_Given exercise_
Find every line in the records below that holds the word "sonarqube" and copy it.
==============================
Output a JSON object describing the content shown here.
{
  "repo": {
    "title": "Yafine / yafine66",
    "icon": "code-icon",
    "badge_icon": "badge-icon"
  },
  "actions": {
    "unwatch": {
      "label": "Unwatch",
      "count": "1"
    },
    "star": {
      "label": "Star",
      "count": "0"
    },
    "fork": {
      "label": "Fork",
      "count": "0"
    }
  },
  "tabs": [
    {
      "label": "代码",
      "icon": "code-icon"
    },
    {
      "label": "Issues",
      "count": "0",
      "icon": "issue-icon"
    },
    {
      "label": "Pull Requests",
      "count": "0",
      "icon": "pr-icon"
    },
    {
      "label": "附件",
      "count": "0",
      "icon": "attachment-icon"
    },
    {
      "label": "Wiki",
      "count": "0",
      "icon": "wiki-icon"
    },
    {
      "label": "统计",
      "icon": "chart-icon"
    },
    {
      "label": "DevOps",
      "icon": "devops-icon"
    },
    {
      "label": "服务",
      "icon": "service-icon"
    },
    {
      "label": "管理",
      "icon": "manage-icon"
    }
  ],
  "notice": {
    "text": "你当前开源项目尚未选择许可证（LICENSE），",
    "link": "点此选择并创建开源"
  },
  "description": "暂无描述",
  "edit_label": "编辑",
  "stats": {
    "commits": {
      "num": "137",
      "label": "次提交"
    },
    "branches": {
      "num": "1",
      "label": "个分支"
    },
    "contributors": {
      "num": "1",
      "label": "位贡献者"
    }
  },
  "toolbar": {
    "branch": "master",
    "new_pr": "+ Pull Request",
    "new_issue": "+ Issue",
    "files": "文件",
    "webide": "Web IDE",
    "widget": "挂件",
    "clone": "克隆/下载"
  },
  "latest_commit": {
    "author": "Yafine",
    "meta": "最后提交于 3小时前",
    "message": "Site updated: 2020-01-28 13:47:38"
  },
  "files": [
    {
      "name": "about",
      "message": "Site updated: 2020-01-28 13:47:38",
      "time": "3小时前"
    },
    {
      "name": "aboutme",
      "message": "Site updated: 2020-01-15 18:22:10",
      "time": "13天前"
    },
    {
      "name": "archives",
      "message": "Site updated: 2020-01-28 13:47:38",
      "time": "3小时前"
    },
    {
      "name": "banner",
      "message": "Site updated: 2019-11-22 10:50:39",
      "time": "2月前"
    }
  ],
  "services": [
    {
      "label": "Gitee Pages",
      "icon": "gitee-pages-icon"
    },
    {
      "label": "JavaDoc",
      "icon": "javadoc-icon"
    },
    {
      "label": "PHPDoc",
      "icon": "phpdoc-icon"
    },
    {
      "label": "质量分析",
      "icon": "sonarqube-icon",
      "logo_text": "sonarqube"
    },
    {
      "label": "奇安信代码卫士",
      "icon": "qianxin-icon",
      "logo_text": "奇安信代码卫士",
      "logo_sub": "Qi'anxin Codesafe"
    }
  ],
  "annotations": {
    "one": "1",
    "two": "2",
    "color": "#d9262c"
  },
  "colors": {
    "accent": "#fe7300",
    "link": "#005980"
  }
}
==============================
_Right answer_
      "icon": "sonarqube-icon",
      "logo_text": "sonarqube"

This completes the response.